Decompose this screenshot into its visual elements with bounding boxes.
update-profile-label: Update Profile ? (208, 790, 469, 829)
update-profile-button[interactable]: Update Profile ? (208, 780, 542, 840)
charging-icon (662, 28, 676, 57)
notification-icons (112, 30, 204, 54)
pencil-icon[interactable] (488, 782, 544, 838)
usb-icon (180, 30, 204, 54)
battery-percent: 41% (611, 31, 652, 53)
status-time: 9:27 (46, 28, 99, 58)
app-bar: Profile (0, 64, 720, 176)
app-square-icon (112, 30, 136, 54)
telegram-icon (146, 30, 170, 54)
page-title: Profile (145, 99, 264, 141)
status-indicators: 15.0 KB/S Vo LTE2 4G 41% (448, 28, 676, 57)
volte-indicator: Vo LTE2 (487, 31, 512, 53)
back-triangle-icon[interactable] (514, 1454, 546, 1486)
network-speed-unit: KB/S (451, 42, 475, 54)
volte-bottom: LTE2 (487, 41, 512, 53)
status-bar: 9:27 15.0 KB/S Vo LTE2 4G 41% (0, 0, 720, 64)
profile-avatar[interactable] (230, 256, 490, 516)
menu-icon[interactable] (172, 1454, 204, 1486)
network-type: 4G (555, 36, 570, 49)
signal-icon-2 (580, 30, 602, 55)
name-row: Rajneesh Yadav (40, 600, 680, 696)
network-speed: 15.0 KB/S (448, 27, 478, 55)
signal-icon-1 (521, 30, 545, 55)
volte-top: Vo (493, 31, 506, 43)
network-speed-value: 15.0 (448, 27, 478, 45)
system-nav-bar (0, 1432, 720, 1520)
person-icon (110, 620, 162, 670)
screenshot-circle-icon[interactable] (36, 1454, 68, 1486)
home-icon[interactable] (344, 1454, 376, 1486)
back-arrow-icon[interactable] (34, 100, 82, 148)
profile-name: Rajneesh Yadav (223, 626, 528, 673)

Do this: Reproduce the data above word for word, every line from the first to the last.

Solution to this task:
Decompose this screenshot into its visual elements with bounding boxes.
update-profile-label: Update Profile ? (208, 790, 469, 829)
update-profile-button[interactable]: Update Profile ? (208, 780, 542, 840)
charging-icon (662, 28, 676, 57)
notification-icons (112, 30, 204, 54)
pencil-icon[interactable] (488, 782, 544, 838)
usb-icon (180, 30, 204, 54)
battery-percent: 41% (611, 31, 652, 53)
status-time: 9:27 (46, 28, 99, 58)
app-bar: Profile (0, 64, 720, 176)
app-square-icon (112, 30, 136, 54)
telegram-icon (146, 30, 170, 54)
page-title: Profile (145, 99, 264, 141)
status-indicators: 15.0 KB/S Vo LTE2 4G 41% (448, 28, 676, 57)
volte-indicator: Vo LTE2 (487, 31, 512, 53)
back-triangle-icon[interactable] (514, 1454, 546, 1486)
network-speed-unit: KB/S (451, 42, 475, 54)
volte-bottom: LTE2 (487, 41, 512, 53)
status-bar: 9:27 15.0 KB/S Vo LTE2 4G 41% (0, 0, 720, 64)
profile-avatar[interactable] (230, 256, 490, 516)
menu-icon[interactable] (172, 1454, 204, 1486)
network-type: 4G (555, 36, 570, 49)
signal-icon-2 (580, 30, 602, 55)
name-row: Rajneesh Yadav (40, 600, 680, 696)
network-speed: 15.0 KB/S (448, 27, 478, 55)
signal-icon-1 (521, 30, 545, 55)
volte-top: Vo (493, 31, 506, 43)
network-speed-value: 15.0 (448, 27, 478, 45)
system-nav-bar (0, 1432, 720, 1520)
person-icon (110, 620, 162, 670)
screenshot-circle-icon[interactable] (36, 1454, 68, 1486)
home-icon[interactable] (344, 1454, 376, 1486)
back-arrow-icon[interactable] (34, 100, 82, 148)
profile-name: Rajneesh Yadav (223, 626, 528, 673)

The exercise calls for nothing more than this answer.